● **EXTRACTED ENTRIES**
■ ■ ■ ■ ■

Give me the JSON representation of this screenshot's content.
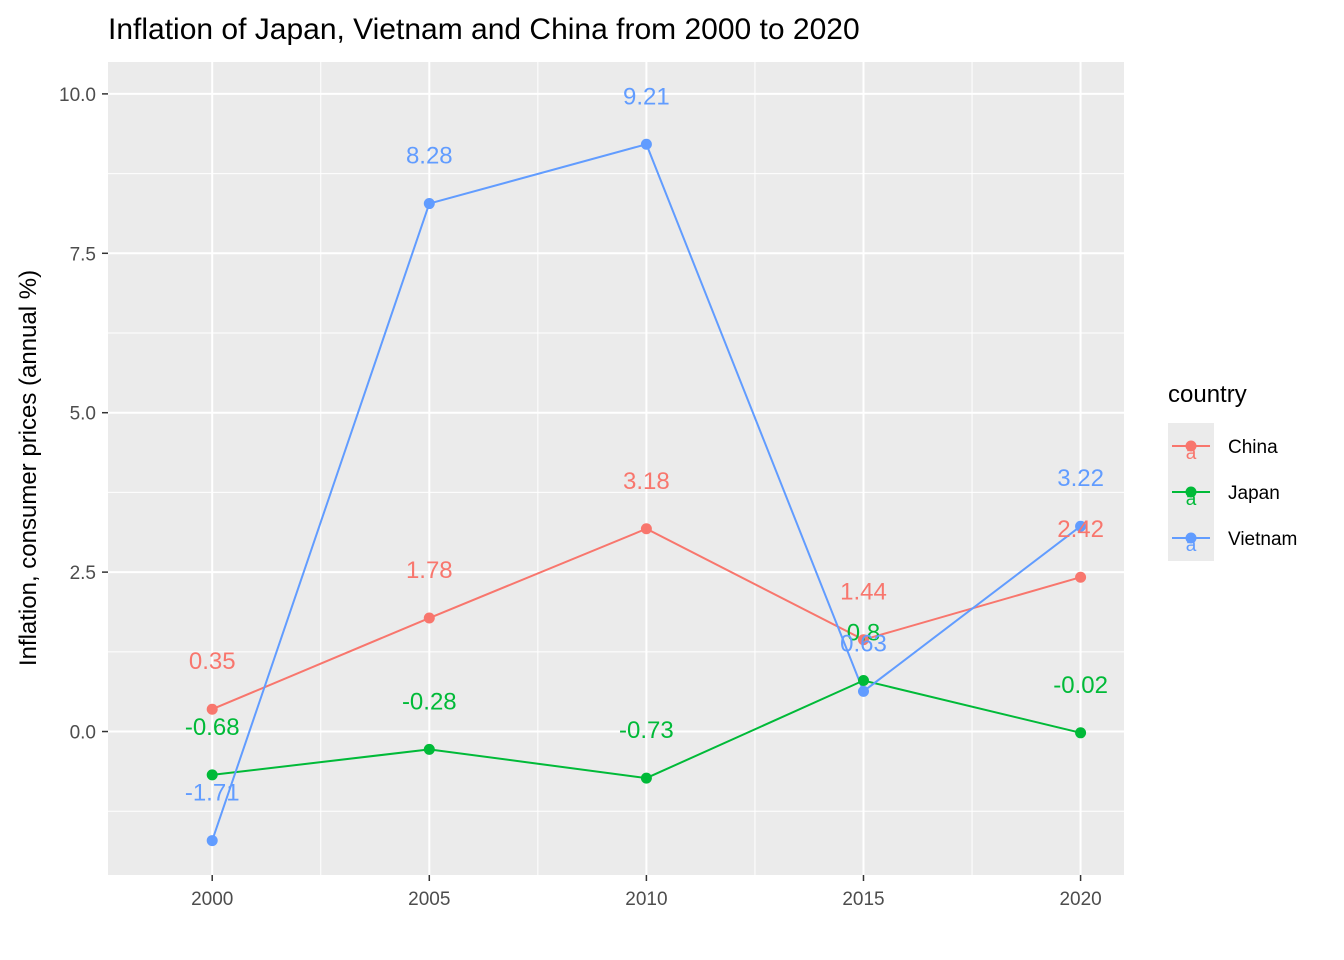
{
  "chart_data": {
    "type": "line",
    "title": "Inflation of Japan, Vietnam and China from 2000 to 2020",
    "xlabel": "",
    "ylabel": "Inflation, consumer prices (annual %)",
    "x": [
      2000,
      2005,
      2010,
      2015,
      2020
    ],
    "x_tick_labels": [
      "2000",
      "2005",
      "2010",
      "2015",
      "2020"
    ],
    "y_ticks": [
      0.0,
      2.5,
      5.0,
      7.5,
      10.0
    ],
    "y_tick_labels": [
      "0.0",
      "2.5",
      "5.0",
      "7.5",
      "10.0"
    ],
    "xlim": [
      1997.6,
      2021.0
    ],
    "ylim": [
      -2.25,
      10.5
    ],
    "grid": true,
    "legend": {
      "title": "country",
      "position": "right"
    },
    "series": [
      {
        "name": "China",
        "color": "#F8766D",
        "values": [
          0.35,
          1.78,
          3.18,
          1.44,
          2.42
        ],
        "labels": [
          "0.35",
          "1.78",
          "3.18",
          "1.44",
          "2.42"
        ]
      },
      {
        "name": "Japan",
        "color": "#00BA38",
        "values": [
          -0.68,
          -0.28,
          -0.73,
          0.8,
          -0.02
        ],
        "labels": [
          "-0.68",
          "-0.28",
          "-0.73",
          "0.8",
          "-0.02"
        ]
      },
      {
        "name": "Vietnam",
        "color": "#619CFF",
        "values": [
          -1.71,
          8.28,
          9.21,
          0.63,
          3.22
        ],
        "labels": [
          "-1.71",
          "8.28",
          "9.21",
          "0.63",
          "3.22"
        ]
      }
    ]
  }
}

■ ■ ■ ■ ■

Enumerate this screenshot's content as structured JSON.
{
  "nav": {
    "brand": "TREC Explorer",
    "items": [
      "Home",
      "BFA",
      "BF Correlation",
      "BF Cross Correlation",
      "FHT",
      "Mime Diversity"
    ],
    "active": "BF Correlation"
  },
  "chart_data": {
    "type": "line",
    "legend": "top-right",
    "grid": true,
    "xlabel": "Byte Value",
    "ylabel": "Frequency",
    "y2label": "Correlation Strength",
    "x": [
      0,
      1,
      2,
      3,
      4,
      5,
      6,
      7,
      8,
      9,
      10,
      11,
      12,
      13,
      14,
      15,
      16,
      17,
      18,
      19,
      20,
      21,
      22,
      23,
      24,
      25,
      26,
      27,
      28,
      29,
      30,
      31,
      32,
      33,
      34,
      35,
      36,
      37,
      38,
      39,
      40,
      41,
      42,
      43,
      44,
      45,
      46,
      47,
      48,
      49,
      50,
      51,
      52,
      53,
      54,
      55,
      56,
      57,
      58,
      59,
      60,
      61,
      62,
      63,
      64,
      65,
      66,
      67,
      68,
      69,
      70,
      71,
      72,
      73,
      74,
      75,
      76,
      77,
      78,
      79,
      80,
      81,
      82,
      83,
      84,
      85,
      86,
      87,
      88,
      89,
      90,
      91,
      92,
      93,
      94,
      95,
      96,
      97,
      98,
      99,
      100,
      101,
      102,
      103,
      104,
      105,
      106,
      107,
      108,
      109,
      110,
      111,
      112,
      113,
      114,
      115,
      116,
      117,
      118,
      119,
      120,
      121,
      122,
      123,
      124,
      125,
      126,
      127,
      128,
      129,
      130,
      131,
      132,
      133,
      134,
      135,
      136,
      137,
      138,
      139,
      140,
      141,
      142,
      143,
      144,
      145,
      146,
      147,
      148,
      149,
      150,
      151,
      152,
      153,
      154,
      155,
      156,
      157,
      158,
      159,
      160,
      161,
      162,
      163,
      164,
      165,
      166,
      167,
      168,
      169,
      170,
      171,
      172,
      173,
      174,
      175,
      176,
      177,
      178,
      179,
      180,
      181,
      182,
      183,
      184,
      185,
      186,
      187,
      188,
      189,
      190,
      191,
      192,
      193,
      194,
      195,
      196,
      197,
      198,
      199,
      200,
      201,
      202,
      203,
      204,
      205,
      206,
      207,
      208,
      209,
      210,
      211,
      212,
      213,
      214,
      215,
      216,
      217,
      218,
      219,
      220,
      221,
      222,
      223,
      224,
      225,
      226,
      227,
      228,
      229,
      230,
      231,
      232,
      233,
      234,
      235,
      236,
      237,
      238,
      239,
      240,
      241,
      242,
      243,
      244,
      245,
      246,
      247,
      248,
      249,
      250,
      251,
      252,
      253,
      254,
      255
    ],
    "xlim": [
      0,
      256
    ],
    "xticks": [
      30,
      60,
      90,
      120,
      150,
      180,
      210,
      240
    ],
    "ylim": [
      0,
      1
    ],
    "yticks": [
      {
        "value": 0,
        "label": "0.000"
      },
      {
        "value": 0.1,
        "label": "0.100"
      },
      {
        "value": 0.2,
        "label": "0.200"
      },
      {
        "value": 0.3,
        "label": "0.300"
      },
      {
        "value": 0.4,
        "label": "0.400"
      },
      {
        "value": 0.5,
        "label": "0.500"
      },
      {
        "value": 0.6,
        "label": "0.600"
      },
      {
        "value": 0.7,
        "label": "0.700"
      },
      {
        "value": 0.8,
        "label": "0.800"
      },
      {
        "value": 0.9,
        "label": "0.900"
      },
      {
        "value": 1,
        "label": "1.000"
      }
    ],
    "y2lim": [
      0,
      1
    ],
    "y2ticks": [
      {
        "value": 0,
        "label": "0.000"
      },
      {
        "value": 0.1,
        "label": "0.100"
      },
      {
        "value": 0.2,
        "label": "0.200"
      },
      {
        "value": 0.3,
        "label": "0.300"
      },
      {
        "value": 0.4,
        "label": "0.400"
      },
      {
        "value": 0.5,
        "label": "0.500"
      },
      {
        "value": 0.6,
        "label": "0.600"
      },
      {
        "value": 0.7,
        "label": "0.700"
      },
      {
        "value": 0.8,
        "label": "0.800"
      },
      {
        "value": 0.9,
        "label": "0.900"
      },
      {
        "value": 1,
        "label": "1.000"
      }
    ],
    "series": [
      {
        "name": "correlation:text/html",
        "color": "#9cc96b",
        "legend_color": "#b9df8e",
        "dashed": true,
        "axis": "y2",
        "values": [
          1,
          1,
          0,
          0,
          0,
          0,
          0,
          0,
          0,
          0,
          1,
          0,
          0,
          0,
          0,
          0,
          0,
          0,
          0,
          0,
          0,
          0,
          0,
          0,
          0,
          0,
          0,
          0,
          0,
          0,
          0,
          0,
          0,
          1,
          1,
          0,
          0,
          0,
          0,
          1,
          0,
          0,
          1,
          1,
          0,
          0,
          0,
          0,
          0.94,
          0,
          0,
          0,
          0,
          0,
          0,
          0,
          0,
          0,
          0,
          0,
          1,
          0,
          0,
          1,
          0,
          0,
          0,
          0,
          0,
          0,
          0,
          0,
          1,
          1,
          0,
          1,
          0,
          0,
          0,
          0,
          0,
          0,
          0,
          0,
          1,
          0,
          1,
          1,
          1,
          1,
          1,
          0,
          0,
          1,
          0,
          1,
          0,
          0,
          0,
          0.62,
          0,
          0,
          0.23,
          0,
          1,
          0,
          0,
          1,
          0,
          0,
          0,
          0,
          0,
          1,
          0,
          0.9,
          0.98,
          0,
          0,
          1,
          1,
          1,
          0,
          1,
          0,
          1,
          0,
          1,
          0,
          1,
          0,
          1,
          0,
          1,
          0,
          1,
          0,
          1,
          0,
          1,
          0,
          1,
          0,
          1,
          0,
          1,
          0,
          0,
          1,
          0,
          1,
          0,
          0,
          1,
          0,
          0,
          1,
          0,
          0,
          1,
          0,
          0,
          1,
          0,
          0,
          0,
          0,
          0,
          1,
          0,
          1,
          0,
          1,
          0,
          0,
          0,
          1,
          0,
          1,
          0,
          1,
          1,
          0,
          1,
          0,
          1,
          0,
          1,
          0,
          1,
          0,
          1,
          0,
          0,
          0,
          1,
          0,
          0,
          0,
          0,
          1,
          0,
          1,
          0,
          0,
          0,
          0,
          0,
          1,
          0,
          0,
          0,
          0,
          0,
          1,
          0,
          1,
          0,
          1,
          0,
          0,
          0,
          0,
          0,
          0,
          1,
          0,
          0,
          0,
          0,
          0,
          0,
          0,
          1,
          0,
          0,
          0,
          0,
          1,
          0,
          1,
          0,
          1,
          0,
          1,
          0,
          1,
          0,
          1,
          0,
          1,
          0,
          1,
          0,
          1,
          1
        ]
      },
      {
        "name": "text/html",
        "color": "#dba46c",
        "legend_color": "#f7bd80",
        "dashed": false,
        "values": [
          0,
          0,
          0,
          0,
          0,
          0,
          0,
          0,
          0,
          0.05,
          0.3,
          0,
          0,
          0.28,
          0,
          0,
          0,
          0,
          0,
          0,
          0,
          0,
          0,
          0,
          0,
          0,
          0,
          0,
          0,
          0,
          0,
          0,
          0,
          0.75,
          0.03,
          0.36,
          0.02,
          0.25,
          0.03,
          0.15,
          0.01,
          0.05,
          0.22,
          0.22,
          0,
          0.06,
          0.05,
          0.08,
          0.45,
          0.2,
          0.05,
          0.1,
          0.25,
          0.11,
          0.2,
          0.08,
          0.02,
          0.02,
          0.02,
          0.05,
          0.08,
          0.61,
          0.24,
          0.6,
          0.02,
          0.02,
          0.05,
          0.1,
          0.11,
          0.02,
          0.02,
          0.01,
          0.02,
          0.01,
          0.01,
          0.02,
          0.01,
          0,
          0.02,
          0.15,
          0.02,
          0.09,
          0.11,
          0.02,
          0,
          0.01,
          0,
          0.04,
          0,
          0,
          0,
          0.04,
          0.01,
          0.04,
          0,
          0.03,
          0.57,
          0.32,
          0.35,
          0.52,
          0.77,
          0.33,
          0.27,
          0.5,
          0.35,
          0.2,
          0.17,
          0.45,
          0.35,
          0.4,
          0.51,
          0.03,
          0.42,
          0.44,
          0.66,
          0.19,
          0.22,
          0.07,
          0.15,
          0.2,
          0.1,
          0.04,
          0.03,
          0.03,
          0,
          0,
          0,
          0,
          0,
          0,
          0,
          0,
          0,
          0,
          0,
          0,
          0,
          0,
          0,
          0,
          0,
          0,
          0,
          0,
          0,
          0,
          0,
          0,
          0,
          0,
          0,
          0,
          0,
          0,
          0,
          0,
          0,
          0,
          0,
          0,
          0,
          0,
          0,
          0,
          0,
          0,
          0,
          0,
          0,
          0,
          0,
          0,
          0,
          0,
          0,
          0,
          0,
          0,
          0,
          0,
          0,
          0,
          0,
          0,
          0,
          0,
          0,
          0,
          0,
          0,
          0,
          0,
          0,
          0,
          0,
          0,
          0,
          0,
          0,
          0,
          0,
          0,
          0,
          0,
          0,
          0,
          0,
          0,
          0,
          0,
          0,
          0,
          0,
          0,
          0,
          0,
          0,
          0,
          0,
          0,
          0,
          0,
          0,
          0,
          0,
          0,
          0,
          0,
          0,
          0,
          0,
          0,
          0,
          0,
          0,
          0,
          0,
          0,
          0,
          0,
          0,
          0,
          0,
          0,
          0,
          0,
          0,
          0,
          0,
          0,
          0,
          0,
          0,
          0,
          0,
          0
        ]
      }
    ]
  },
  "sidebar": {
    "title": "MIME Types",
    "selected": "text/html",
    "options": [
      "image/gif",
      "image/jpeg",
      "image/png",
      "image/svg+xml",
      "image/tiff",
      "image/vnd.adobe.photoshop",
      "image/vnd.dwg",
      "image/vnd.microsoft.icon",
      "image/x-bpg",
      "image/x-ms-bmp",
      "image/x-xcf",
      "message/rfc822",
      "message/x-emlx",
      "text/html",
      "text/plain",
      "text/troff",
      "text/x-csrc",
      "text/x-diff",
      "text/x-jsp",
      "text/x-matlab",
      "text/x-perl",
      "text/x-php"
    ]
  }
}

■ ■ ■ ■ ■

● **PROBLEM TO WORK ON**
Your task is to gather all lines from the entries above that hold the word "Japan".

● **WRITTEN RESPONSE**
    "title": "Inflation of Japan, Vietnam and China from 2000 to 2020",
        "name": "Japan",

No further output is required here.